# Start of DATA SECTION
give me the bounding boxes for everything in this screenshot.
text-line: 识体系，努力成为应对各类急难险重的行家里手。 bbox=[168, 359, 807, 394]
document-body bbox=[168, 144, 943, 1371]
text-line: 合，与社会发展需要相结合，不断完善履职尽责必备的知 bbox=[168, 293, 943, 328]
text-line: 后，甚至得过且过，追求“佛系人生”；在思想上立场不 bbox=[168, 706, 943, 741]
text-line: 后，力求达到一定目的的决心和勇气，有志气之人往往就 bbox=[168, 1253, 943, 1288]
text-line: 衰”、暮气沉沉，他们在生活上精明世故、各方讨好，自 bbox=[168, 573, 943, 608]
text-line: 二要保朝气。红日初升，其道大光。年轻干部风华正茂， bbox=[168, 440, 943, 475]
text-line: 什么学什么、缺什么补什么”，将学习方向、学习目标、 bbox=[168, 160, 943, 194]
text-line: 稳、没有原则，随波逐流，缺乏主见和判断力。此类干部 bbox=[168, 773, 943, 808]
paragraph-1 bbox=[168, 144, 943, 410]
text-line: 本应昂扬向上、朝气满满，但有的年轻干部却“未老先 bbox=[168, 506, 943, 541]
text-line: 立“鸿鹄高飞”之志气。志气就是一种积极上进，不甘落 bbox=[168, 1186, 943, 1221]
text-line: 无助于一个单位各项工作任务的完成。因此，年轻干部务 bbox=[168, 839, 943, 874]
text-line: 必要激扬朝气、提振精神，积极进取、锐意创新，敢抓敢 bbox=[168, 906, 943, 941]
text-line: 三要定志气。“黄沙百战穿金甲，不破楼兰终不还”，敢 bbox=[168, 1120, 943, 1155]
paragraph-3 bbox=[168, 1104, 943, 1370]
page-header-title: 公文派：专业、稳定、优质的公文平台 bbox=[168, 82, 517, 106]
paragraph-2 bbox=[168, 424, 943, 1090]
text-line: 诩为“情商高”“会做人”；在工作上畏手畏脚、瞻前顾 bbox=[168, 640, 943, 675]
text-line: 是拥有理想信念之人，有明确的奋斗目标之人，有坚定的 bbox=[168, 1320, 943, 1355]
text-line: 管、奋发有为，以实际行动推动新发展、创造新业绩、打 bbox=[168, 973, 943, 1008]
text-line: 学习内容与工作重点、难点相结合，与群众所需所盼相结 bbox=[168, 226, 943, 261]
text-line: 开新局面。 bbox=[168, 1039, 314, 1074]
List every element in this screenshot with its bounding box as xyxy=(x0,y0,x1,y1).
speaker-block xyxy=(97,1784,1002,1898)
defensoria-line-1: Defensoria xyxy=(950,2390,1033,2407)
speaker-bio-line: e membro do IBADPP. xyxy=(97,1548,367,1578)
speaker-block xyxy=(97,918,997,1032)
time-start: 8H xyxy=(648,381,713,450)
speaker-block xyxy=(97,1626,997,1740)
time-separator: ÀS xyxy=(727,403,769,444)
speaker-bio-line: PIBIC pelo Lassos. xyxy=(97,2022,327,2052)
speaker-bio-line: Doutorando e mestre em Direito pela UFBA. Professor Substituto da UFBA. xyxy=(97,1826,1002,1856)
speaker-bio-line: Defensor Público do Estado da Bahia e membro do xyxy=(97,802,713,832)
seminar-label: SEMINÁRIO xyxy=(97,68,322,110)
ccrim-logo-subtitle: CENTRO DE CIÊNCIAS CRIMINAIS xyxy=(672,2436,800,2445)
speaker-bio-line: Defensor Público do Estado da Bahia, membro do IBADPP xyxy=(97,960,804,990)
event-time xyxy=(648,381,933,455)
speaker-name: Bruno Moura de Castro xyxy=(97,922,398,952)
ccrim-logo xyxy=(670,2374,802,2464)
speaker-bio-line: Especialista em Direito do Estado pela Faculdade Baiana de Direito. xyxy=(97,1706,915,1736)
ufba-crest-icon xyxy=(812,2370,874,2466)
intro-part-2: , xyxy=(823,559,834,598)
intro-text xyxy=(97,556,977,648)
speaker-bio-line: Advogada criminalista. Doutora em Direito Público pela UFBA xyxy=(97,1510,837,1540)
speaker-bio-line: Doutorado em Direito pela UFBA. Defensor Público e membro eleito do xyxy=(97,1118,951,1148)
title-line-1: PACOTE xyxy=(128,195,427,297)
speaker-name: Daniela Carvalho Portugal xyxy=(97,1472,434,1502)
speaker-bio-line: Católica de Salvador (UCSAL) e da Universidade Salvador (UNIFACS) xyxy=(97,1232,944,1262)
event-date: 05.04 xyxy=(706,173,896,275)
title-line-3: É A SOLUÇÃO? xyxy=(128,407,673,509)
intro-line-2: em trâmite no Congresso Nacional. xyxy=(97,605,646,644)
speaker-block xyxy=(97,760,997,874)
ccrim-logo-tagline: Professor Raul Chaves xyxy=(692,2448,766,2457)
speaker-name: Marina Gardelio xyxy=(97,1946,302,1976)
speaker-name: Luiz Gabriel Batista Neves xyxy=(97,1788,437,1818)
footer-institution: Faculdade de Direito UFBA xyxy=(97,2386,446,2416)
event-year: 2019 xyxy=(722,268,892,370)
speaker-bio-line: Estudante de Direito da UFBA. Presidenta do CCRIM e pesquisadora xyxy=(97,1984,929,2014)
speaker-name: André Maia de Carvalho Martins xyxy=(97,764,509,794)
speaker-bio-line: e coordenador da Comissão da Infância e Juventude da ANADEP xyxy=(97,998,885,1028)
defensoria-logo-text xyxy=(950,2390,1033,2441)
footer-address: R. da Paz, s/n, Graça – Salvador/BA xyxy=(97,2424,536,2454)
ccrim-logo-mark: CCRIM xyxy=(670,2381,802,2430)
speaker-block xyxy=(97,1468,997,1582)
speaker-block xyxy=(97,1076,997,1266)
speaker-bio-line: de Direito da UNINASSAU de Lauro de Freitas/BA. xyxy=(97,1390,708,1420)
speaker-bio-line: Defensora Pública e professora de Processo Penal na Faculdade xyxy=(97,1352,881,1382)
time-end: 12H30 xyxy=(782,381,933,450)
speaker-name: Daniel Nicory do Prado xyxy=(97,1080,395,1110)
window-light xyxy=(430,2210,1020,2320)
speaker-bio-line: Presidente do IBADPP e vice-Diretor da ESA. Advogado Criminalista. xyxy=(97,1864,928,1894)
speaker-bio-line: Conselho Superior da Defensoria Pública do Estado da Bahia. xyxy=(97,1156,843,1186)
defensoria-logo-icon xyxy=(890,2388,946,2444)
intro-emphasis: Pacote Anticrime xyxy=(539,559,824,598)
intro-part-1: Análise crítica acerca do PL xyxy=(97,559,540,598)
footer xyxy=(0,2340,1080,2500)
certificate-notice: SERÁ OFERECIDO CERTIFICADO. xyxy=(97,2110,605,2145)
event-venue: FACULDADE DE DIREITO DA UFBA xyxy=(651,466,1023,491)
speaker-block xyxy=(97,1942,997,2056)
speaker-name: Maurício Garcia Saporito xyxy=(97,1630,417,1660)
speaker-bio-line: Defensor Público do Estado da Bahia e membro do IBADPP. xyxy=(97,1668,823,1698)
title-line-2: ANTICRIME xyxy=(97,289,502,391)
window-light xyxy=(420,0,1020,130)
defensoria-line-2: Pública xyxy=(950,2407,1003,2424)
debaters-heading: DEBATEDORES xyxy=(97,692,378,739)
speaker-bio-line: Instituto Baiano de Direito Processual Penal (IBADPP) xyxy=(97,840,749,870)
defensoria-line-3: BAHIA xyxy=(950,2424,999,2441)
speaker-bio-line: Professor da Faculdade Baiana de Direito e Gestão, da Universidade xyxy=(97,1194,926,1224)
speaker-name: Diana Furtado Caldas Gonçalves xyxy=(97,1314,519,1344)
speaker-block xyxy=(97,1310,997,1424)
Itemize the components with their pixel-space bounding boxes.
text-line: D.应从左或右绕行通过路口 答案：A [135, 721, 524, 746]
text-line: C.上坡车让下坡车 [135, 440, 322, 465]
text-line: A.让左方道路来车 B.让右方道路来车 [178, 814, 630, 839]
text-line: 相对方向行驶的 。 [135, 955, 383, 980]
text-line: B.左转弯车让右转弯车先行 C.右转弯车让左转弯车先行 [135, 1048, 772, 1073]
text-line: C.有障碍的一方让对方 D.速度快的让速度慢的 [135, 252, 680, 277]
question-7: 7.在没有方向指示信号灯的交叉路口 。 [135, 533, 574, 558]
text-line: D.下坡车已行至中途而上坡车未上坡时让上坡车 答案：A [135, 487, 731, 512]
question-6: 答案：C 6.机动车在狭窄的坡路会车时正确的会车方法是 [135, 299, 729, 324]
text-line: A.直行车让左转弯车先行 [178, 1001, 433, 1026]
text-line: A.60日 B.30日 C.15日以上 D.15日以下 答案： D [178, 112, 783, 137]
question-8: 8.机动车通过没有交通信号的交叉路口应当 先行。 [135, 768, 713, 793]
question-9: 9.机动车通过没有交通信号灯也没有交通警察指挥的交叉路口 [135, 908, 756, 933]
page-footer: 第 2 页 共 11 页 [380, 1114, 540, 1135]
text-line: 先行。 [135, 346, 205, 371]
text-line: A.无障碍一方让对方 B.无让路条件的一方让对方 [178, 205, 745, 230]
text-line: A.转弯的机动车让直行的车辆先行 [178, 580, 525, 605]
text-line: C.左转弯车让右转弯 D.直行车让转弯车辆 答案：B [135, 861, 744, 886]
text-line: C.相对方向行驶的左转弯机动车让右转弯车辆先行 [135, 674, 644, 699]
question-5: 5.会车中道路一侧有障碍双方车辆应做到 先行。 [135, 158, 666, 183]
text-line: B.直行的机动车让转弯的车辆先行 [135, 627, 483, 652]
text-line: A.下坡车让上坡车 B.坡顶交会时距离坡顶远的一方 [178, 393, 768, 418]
# End of DATA SECTION
REQUIREMENTS.
Can you give the listing above, from its first line through the line that contains "time-start: 8H xyxy=(648,381,713,450)", as a Markdown table with the columns Number and Entry, leaving out blank lines?

TASK ANSWER.
| Number | Entry |
|---|---|
| 1 | give me the bounding boxes for everything in this screenshot. |
| 2 | text-line: 识体系，努力成为应对各类急难险重的行家里手。 bbox=[168, 359, 807, 394] |
| 3 | document-body bbox=[168, 144, 943, 1371] |
| 4 | text-line: 合，与社会发展需要相结合，不断完善履职尽责必备的知 bbox=[168, 293, 943, 328] |
| 5 | text-line: 后，甚至得过且过，追求“佛系人生”；在思想上立场不 bbox=[168, 706, 943, 741] |
| 6 | text-line: 后，力求达到一定目的的决心和勇气，有志气之人往往就 bbox=[168, 1253, 943, 1288] |
| 7 | text-line: 衰”、暮气沉沉，他们在生活上精明世故、各方讨好，自 bbox=[168, 573, 943, 608] |
| 8 | text-line: 二要保朝气。红日初升，其道大光。年轻干部风华正茂， bbox=[168, 440, 943, 475] |
| 9 | text-line: 什么学什么、缺什么补什么”，将学习方向、学习目标、 bbox=[168, 160, 943, 194] |
| 10 | text-line: 稳、没有原则，随波逐流，缺乏主见和判断力。此类干部 bbox=[168, 773, 943, 808] |
| 11 | paragraph-1 bbox=[168, 144, 943, 410] |
| 12 | text-line: 本应昂扬向上、朝气满满，但有的年轻干部却“未老先 bbox=[168, 506, 943, 541] |
| 13 | text-line: 立“鸿鹄高飞”之志气。志气就是一种积极上进，不甘落 bbox=[168, 1186, 943, 1221] |
| 14 | text-line: 无助于一个单位各项工作任务的完成。因此，年轻干部务 bbox=[168, 839, 943, 874] |
| 15 | text-line: 必要激扬朝气、提振精神，积极进取、锐意创新，敢抓敢 bbox=[168, 906, 943, 941] |
| 16 | text-line: 三要定志气。“黄沙百战穿金甲，不破楼兰终不还”，敢 bbox=[168, 1120, 943, 1155] |
| 17 | paragraph-3 bbox=[168, 1104, 943, 1370] |
| 18 | page-header-title: 公文派：专业、稳定、优质的公文平台 bbox=[168, 82, 517, 106] |
| 19 | paragraph-2 bbox=[168, 424, 943, 1090] |
| 20 | text-line: 诩为“情商高”“会做人”；在工作上畏手畏脚、瞻前顾 bbox=[168, 640, 943, 675] |
| 21 | text-line: 是拥有理想信念之人，有明确的奋斗目标之人，有坚定的 bbox=[168, 1320, 943, 1355] |
| 22 | text-line: 管、奋发有为，以实际行动推动新发展、创造新业绩、打 bbox=[168, 973, 943, 1008] |
| 23 | text-line: 学习内容与工作重点、难点相结合，与群众所需所盼相结 bbox=[168, 226, 943, 261] |
| 24 | text-line: 开新局面。 bbox=[168, 1039, 314, 1074] |
| 25 | List every element in this screenshot with its bounding box as xyxy=(x0,y0,x1,y1). |
| 26 | speaker-block xyxy=(97,1784,1002,1898) |
| 27 | defensoria-line-1: Defensoria xyxy=(950,2390,1033,2407) |
| 28 | speaker-bio-line: e membro do IBADPP. xyxy=(97,1548,367,1578) |
| 29 | speaker-block xyxy=(97,918,997,1032) |
| 30 | time-start: 8H xyxy=(648,381,713,450) |